- **Listagens de itens de layout com caixas**:
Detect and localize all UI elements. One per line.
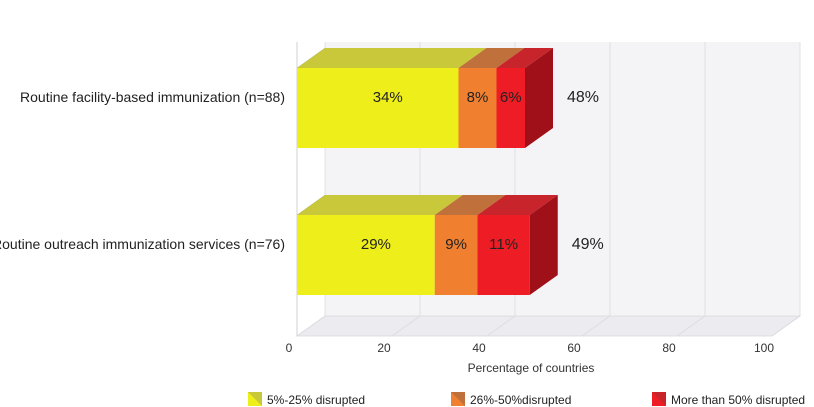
data-label: 29% <box>361 236 391 253</box>
total-label: 48% <box>567 89 599 106</box>
bar-segment-top <box>458 48 525 68</box>
data-label: 6% <box>500 89 522 106</box>
x-tick-label: 80 <box>662 341 676 355</box>
bar-segment-side <box>525 48 553 148</box>
x-gridline-floor <box>771 315 801 337</box>
total-label: 49% <box>572 236 604 253</box>
bar-segment-top <box>297 195 463 215</box>
bar-segment-top <box>477 195 558 215</box>
legend-swatch-shade <box>652 392 666 406</box>
bar-segment <box>434 215 478 295</box>
bar-segment-side <box>529 195 558 295</box>
x-gridline-floor <box>296 315 326 337</box>
bar-segment <box>496 68 525 148</box>
x-tick-label: 20 <box>377 341 391 355</box>
bar-segment-top <box>297 48 487 68</box>
data-label: 34% <box>373 89 403 106</box>
x-tick-label: 100 <box>754 341 774 355</box>
category-label: Routine outreach immunization services (… <box>0 236 285 252</box>
x-gridline-floor <box>676 315 706 337</box>
x-gridline-floor <box>486 315 516 337</box>
x-tick-label: 60 <box>567 341 581 355</box>
x-tick-label: 40 <box>472 341 486 355</box>
bar-segment-top <box>434 195 506 215</box>
x-axis-title: Percentage of countries <box>468 361 595 375</box>
bar-segment <box>458 68 497 148</box>
chart-bars <box>297 48 558 295</box>
x-gridline-floor <box>391 315 421 337</box>
data-label: 11% <box>489 236 518 253</box>
bar-segment <box>477 215 530 295</box>
legend-label: More than 50% disrupted <box>671 393 805 407</box>
legend-swatch-shade <box>451 392 465 406</box>
data-label: 8% <box>467 89 489 106</box>
bar-segment-top <box>496 48 553 68</box>
legend-label: 26%-50%disrupted <box>470 393 571 407</box>
legend-label: 5%-25% disrupted <box>267 393 365 407</box>
legend-swatch-shade <box>248 392 262 406</box>
bar-segment <box>297 215 435 295</box>
chart-legend: 5%-25% disrupted 26%-50%disrupted More tha… <box>248 392 805 407</box>
x-gridline-floor <box>581 315 611 337</box>
chart-floor <box>295 315 802 337</box>
category-label: Routine facility-based immunization (n=8… <box>20 89 285 105</box>
x-tick-label: 0 <box>286 341 293 355</box>
bar-segment <box>297 68 459 148</box>
chart-labels: 0 20 40 60 80 100 34% 8% 6% 48% Routine facility-b… <box>0 89 774 355</box>
data-label: 9% <box>445 236 467 253</box>
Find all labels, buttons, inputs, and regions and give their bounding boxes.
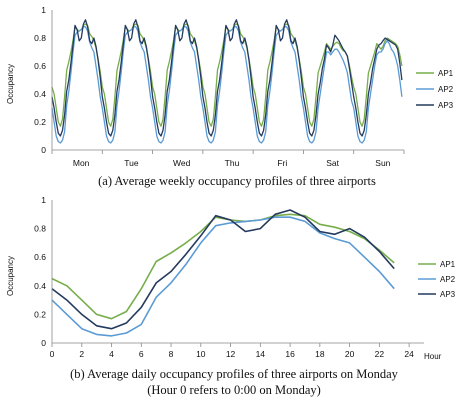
chart-b-y-tick-label-3: 0.6 [34, 252, 46, 262]
chart-b-x-tick-label-11: 22 [375, 349, 385, 359]
chart-b-y-tick-label-2: 0.4 [34, 281, 46, 291]
chart-a-x-tick-label-sun: Sun [375, 158, 390, 168]
chart-b-series-line-ap3 [51, 209, 395, 330]
chart-a-y-tick-label-1: 0.2 [34, 117, 46, 127]
chart-b-series [51, 209, 395, 337]
chart-b-x-tick-label-9: 18 [315, 349, 325, 359]
chart-b-legend-label-ap2: AP2 [440, 275, 456, 284]
chart-a-series-line-ap2 [51, 26, 403, 144]
chart-b-y-tick-label-1: 0.2 [34, 309, 46, 319]
chart-b-x-ticks: 0 2 4 6 8 10 12 14 16 18 20 22 24 [50, 343, 414, 359]
chart-b-x-tick-label-4: 8 [169, 349, 174, 359]
chart-a-x-tick-label-wed: Wed [173, 158, 191, 168]
chart-b-x-tick-label-2: 4 [109, 349, 114, 359]
chart-b-y-tick-label-5: 1 [41, 195, 46, 205]
chart-b-legend: AP1 AP2 AP3 [418, 260, 456, 299]
chart-b-x-tick-label-12: 24 [404, 349, 414, 359]
chart-a-y-ticks: 0 0.2 0.4 0.6 0.8 1 [34, 5, 46, 155]
chart-b-x-tick-label-6: 12 [226, 349, 236, 359]
chart-b-y-ticks: 0 0.2 0.4 0.6 0.8 1 [34, 195, 46, 348]
chart-a-ylabel: Occupancy [6, 64, 15, 104]
chart-a-x-tick-label-mon: Mon [73, 158, 90, 168]
chart-b-y-tick-label-4: 0.8 [34, 224, 46, 234]
weekly-occupancy-chart: Occupancy 0 0.2 0.4 0.6 0.8 1 Mon Tue Wed Thu Fri… [6, 5, 454, 188]
chart-a-x-tick-label-sat: Sat [326, 158, 339, 168]
chart-b-legend-label-ap3: AP3 [440, 290, 456, 299]
chart-b-x-tick-label-5: 10 [196, 349, 206, 359]
chart-a-y-tick-label-5: 1 [41, 5, 46, 15]
chart-b-axes [51, 200, 424, 344]
chart-a-x-tick-label-tue: Tue [124, 158, 139, 168]
chart-b-caption-line1: (b) Average daily occupancy profiles of … [70, 367, 399, 381]
chart-b-x-tick-label-8: 16 [285, 349, 295, 359]
chart-a-y-tick-label-0: 0 [41, 145, 46, 155]
chart-b-series-line-ap1 [51, 213, 395, 320]
chart-a-y-tick-label-4: 0.8 [34, 33, 46, 43]
chart-a-legend: AP1 AP2 AP3 [416, 69, 454, 110]
chart-a-series-line-ap3 [51, 19, 403, 137]
chart-a-legend-label-ap2: AP2 [438, 85, 454, 94]
chart-a-y-tick-label-2: 0.4 [34, 89, 46, 99]
chart-a-caption: (a) Average weekly occupancy profiles of… [98, 174, 376, 188]
chart-b-y-tick-label-0: 0 [41, 338, 46, 348]
chart-a-legend-label-ap1: AP1 [438, 69, 454, 78]
chart-b-caption-line2: (Hour 0 refers to 0:00 on Monday) [147, 383, 321, 397]
chart-b-legend-label-ap1: AP1 [440, 260, 456, 269]
chart-b-x-tick-label-10: 20 [345, 349, 355, 359]
chart-b-x-tick-label-3: 6 [139, 349, 144, 359]
chart-b-ylabel: Occupancy [6, 256, 15, 296]
chart-a-axes [51, 10, 404, 151]
monday-occupancy-chart: Occupancy Hour 00.20.40.60.81 0 2 4 6 8 10 12 1… [6, 195, 456, 397]
chart-a-legend-label-ap3: AP3 [438, 101, 454, 110]
chart-b-x-tick-label-7: 14 [256, 349, 266, 359]
chart-b-xlabel: Hour [424, 352, 442, 361]
chart-a-x-tick-label-thu: Thu [225, 158, 240, 168]
chart-b-series-line-ap2 [51, 216, 395, 337]
chart-a-series [51, 19, 403, 144]
chart-a-y-tick-label-3: 0.6 [34, 61, 46, 71]
chart-b-x-tick-label-1: 2 [79, 349, 84, 359]
chart-a-x-tick-label-fri: Fri [277, 158, 287, 168]
chart-a-x-ticks: Mon Tue Wed Thu Fri Sat Sun [51, 150, 405, 168]
chart-b-x-tick-label-0: 0 [50, 349, 55, 359]
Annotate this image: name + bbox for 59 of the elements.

- **Desafio**:
Reproduza fielmente as linhas dos dados acima, desde a que contém "data-label: 29% <box>361 236 391 253</box>" até a que contém "chart-bars <box>297 48 558 295</box>", incluindo as duas.

- **Resposta ao exercício**:
data-label: 29% <box>361 236 391 253</box>
total-label: 48% <box>567 89 599 106</box>
bar-segment-top <box>458 48 525 68</box>
data-label: 6% <box>500 89 522 106</box>
x-tick-label: 80 <box>662 341 676 355</box>
bar-segment-side <box>525 48 553 148</box>
x-gridline-floor <box>771 315 801 337</box>
total-label: 49% <box>572 236 604 253</box>
bar-segment-top <box>297 195 463 215</box>
bar-segment-top <box>477 195 558 215</box>
legend-swatch-shade <box>652 392 666 406</box>
bar-segment <box>434 215 478 295</box>
bar-segment-side <box>529 195 558 295</box>
x-gridline-floor <box>296 315 326 337</box>
bar-segment <box>496 68 525 148</box>
x-tick-label: 20 <box>377 341 391 355</box>
bar-segment-top <box>297 48 487 68</box>
data-label: 34% <box>373 89 403 106</box>
x-tick-label: 100 <box>754 341 774 355</box>
category-label: Routine outreach immunization services (… <box>0 236 285 252</box>
x-gridline-floor <box>676 315 706 337</box>
x-gridline-floor <box>486 315 516 337</box>
x-tick-label: 60 <box>567 341 581 355</box>
x-tick-label: 40 <box>472 341 486 355</box>
bar-segment-top <box>434 195 506 215</box>
x-axis-title: Percentage of countries <box>468 361 595 375</box>
bar-segment <box>458 68 497 148</box>
chart-bars <box>297 48 558 295</box>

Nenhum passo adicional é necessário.